begin

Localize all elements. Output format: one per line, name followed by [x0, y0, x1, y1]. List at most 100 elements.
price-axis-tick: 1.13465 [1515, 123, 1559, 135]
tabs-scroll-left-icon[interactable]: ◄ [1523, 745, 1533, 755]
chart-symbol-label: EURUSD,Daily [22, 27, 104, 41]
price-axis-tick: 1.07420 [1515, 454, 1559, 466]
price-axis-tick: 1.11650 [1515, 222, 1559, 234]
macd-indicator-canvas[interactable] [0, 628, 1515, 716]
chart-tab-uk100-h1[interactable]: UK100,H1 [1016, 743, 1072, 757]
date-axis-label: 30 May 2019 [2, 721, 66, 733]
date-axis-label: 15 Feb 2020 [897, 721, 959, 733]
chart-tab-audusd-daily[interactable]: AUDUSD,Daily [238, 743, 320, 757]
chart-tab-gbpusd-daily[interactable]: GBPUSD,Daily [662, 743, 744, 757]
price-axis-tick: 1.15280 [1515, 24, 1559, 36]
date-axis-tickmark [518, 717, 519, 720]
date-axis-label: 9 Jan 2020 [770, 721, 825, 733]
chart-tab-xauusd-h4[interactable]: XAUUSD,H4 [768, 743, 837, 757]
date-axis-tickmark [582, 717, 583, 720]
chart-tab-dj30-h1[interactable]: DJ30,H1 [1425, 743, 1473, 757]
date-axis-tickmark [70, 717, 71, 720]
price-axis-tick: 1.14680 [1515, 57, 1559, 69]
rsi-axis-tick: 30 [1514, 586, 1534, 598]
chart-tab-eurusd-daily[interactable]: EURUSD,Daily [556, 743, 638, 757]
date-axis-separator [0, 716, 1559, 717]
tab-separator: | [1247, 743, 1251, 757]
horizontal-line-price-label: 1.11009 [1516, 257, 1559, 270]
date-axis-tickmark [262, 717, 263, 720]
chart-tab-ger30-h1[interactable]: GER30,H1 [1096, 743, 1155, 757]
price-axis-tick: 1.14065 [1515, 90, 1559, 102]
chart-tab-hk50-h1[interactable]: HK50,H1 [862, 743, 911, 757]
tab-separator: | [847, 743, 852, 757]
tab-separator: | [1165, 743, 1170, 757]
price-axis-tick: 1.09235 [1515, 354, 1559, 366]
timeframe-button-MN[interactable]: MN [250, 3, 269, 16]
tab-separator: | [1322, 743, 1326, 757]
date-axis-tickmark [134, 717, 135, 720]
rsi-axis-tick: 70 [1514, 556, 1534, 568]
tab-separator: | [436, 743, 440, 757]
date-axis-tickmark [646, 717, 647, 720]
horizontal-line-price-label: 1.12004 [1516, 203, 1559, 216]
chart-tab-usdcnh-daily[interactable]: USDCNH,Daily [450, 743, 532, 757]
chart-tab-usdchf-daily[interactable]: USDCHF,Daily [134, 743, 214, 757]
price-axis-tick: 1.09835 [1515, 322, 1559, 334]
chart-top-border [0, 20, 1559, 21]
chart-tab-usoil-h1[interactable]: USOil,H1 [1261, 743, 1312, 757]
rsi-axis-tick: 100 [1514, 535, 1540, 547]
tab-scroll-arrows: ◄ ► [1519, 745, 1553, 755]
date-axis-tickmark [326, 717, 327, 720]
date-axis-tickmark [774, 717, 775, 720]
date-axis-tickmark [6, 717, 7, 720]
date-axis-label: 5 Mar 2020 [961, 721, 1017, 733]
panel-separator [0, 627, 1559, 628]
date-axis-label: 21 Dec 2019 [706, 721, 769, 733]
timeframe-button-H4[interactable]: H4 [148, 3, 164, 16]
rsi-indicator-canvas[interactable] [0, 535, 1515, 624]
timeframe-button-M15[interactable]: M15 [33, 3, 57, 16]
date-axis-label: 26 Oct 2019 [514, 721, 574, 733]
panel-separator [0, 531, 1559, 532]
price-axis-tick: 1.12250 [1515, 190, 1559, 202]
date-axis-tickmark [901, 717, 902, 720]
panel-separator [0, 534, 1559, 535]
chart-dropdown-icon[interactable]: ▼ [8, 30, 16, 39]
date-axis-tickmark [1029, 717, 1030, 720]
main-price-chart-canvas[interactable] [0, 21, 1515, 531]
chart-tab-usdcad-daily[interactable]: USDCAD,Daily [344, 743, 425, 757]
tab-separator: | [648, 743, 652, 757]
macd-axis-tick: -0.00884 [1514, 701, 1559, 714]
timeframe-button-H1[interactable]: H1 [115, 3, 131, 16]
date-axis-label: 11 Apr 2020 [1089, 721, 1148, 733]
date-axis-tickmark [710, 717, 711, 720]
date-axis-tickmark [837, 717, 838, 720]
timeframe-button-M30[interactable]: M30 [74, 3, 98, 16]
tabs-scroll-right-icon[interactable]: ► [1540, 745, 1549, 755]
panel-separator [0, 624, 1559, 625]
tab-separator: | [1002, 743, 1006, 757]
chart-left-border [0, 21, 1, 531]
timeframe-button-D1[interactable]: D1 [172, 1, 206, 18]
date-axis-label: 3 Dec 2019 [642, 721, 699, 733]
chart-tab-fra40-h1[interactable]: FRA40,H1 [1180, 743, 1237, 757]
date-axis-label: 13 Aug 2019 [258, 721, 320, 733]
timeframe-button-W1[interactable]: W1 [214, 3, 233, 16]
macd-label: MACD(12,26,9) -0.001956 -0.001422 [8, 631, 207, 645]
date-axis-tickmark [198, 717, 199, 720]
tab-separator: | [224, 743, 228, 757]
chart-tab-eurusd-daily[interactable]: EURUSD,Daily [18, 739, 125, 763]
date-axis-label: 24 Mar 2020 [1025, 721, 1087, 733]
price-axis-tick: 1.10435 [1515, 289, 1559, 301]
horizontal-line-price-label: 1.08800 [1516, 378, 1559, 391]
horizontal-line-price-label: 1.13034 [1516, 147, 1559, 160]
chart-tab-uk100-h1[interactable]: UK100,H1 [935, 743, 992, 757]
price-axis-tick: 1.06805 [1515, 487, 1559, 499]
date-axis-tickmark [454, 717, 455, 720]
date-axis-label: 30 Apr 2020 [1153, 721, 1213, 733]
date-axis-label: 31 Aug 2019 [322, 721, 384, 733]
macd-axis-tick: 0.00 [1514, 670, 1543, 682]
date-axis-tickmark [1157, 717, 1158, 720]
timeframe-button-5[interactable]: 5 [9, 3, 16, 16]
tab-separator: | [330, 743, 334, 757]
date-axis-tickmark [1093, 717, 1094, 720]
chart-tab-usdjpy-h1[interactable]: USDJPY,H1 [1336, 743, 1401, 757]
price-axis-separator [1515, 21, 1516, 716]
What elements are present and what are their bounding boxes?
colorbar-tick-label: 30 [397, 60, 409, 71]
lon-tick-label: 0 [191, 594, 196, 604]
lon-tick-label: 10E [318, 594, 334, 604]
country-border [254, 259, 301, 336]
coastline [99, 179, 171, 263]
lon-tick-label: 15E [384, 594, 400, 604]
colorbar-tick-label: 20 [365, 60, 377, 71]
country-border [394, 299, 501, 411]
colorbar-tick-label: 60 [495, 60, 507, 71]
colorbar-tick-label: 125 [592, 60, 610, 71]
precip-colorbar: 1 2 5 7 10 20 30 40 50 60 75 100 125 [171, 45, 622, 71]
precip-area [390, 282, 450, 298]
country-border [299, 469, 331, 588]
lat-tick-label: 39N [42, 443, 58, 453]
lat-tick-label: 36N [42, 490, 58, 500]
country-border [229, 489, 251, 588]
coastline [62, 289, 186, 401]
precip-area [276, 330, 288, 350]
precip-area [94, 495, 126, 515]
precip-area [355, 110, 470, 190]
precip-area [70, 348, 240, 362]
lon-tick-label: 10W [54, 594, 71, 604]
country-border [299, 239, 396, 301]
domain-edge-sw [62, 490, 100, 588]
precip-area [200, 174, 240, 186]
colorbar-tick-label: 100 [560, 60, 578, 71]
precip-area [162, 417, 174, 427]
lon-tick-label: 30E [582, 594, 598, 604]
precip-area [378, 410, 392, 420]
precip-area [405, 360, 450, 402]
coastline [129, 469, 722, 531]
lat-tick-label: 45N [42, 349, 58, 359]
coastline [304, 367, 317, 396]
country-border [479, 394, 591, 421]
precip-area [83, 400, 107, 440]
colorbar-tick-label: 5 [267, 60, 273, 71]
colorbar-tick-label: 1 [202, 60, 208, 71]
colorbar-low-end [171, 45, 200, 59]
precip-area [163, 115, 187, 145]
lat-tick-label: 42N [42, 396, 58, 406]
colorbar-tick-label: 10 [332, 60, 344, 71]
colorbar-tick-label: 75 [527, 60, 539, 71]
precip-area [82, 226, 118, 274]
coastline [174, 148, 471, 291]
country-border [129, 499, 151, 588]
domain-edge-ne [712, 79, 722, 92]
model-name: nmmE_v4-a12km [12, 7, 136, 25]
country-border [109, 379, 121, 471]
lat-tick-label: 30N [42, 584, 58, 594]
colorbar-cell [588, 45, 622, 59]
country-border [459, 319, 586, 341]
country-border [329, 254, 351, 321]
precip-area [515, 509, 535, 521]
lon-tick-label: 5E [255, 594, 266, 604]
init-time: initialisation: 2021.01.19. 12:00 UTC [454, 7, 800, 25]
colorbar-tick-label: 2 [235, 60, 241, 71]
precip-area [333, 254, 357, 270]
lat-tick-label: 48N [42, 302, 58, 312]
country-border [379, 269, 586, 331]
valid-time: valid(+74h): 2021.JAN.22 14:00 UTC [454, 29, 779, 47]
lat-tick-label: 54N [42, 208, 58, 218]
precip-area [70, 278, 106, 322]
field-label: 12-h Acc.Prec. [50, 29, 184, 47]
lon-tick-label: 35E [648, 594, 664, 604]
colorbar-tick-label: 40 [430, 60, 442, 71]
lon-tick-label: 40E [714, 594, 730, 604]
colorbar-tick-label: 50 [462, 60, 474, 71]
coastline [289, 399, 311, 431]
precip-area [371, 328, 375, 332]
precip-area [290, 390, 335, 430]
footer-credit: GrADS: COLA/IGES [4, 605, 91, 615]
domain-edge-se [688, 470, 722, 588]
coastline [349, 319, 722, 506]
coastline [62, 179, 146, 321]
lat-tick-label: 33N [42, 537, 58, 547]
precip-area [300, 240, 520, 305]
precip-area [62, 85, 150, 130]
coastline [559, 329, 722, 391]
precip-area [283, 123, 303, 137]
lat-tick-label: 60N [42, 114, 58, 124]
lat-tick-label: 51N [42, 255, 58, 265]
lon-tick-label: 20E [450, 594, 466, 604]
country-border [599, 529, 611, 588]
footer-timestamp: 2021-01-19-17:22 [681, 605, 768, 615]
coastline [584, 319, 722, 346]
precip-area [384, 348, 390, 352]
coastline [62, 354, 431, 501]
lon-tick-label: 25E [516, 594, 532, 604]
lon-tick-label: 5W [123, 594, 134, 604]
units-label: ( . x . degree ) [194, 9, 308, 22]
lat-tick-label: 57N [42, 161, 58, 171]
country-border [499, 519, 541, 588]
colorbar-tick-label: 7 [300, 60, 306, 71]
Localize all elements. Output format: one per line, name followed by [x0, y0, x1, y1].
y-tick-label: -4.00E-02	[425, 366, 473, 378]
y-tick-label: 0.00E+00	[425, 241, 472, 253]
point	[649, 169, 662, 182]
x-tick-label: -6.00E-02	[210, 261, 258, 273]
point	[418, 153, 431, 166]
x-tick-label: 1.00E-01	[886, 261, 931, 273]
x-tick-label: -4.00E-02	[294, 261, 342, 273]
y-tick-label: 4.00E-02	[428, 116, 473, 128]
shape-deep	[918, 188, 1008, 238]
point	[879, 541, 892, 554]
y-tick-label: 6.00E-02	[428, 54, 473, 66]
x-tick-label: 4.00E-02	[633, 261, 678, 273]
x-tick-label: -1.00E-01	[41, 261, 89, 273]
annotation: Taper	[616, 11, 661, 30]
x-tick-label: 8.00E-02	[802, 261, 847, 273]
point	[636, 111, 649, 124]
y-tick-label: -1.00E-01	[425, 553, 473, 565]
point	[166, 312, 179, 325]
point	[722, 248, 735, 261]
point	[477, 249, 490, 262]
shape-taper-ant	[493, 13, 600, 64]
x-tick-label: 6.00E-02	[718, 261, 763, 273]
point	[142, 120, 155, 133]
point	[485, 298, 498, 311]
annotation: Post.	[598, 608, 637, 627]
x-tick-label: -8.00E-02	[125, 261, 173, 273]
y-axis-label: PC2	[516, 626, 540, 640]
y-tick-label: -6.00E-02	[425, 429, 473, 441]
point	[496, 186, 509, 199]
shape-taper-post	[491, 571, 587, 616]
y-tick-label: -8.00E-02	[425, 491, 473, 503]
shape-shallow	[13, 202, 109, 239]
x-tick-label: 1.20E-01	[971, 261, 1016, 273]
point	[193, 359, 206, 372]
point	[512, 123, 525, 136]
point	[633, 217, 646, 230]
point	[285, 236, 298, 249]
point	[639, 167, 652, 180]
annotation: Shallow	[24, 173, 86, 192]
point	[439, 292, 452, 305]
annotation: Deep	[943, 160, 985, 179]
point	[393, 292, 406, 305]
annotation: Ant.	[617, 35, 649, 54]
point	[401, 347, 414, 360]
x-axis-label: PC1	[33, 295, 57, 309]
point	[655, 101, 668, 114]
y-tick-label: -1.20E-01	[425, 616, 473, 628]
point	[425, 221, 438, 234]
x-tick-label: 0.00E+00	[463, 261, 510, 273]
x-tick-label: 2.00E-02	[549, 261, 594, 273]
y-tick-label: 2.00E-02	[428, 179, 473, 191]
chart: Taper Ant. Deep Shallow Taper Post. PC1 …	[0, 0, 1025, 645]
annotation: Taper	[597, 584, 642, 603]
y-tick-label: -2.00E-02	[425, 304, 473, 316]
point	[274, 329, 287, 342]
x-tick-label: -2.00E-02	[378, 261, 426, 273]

end

Reproduce the material verbatim from its first line through the line containing "743, 320, 757]", including both of those lines.

> **Correct output**
Localize all elements. Output format: one per line, name followed by [x0, y0, x1, y1]. List at most 100 elements.
price-axis-tick: 1.13465 [1515, 123, 1559, 135]
tabs-scroll-left-icon[interactable]: ◄ [1523, 745, 1533, 755]
chart-symbol-label: EURUSD,Daily [22, 27, 104, 41]
price-axis-tick: 1.07420 [1515, 454, 1559, 466]
price-axis-tick: 1.11650 [1515, 222, 1559, 234]
macd-indicator-canvas[interactable] [0, 628, 1515, 716]
chart-tab-uk100-h1[interactable]: UK100,H1 [1016, 743, 1072, 757]
date-axis-label: 30 May 2019 [2, 721, 66, 733]
date-axis-label: 15 Feb 2020 [897, 721, 959, 733]
chart-tab-audusd-daily[interactable]: AUDUSD,Daily [238, 743, 320, 757]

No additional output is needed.